_EXERCISE DETAILS_.
In the entries that follow, count each line containing "세액공제" and state the total, nothing more.
· · · · · · ·
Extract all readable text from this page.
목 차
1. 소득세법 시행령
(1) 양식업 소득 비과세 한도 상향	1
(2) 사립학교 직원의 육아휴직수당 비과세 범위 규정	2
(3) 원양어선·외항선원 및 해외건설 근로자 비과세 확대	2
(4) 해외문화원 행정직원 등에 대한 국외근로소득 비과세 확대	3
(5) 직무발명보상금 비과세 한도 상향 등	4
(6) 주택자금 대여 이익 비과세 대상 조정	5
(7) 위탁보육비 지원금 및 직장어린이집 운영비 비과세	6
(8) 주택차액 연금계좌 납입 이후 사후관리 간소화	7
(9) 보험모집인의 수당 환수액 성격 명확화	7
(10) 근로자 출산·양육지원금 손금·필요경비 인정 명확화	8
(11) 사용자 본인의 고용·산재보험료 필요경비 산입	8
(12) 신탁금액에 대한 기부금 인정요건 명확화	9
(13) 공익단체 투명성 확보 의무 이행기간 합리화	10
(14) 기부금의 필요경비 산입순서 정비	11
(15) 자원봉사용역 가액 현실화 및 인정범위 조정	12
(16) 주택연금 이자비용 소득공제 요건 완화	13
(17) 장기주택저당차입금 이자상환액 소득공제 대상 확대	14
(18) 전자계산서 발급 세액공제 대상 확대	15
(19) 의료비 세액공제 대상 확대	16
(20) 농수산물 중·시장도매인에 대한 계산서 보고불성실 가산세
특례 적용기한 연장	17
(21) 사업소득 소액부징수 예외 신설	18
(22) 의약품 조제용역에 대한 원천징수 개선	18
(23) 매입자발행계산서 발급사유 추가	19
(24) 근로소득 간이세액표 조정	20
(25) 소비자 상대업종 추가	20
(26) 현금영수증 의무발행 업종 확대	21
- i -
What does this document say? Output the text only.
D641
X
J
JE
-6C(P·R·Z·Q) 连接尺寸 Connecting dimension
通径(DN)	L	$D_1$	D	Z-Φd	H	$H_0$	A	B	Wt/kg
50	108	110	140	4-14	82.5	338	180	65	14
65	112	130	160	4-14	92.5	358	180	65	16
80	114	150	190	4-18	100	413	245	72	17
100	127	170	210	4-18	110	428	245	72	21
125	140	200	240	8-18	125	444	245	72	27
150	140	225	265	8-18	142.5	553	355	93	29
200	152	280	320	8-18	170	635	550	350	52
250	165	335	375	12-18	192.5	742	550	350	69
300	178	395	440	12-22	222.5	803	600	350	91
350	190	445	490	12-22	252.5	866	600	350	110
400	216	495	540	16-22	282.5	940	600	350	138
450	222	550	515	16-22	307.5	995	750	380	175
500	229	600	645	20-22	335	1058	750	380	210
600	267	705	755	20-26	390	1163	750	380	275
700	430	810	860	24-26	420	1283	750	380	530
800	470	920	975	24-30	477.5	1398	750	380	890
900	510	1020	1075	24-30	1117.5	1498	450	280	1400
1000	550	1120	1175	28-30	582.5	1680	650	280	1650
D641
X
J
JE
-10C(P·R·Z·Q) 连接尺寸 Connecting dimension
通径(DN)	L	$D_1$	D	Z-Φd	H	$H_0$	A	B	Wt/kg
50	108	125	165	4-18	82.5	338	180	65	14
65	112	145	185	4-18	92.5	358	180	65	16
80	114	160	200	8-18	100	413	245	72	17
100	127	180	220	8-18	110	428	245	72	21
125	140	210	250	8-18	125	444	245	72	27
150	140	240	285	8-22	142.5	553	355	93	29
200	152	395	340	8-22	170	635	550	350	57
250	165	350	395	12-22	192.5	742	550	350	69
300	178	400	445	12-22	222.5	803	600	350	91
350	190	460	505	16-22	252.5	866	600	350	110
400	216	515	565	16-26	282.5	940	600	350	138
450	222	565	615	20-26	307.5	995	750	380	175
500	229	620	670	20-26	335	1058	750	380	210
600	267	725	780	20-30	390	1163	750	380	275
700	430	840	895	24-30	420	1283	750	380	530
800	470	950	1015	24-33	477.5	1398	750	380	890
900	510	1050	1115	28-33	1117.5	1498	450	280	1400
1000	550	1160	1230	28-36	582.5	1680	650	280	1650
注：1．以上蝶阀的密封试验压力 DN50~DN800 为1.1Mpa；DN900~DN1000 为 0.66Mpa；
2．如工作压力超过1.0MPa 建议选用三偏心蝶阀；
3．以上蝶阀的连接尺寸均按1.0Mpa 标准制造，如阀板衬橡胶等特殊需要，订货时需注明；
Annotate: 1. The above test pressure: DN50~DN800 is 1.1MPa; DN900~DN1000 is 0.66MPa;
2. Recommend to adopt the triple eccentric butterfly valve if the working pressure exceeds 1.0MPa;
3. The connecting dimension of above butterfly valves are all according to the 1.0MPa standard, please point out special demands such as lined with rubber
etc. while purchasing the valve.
· · · · · · ·
_TASK RESULT_.
2